* PROBLEM TO SOLVE
Write out, precisely and in full, each line of the material.

* DATA FOR THIS EXERCISE
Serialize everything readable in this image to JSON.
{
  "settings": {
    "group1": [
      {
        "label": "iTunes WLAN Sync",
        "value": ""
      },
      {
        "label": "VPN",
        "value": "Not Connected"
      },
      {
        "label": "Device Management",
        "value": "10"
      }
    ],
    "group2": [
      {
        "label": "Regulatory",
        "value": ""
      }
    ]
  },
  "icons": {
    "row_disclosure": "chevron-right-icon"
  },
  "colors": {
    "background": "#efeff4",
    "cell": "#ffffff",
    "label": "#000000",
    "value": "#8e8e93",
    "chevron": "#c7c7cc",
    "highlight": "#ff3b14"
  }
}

* SOLVED EXERCISE
Serialize everything readable in this image to JSON.
{
  "settings": {
    "group1": [
      {
        "label": "iTunes WLAN Sync",
        "value": ""
      },
      {
        "label": "VPN",
        "value": "Not Connected"
      },
      {
        "label": "Device Management",
        "value": "10"
      }
    ],
    "group2": [
      {
        "label": "Regulatory",
        "value": ""
      }
    ]
  },
  "icons": {
    "row_disclosure": "chevron-right-icon"
  },
  "colors": {
    "background": "#efeff4",
    "cell": "#ffffff",
    "label": "#000000",
    "value": "#8e8e93",
    "chevron": "#c7c7cc",
    "highlight": "#ff3b14"
  }
}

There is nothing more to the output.